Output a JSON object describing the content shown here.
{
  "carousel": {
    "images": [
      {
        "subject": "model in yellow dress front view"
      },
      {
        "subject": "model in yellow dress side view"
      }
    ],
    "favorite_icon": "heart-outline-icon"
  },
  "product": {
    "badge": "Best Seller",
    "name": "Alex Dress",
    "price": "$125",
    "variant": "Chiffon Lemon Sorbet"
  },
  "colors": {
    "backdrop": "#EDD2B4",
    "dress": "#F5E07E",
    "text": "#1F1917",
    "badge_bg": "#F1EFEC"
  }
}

Exercise task:
Look for "model" and pull out every line that has it.

Answer for the task:
        "subject": "model in yellow dress front view"
        "subject": "model in yellow dress side view"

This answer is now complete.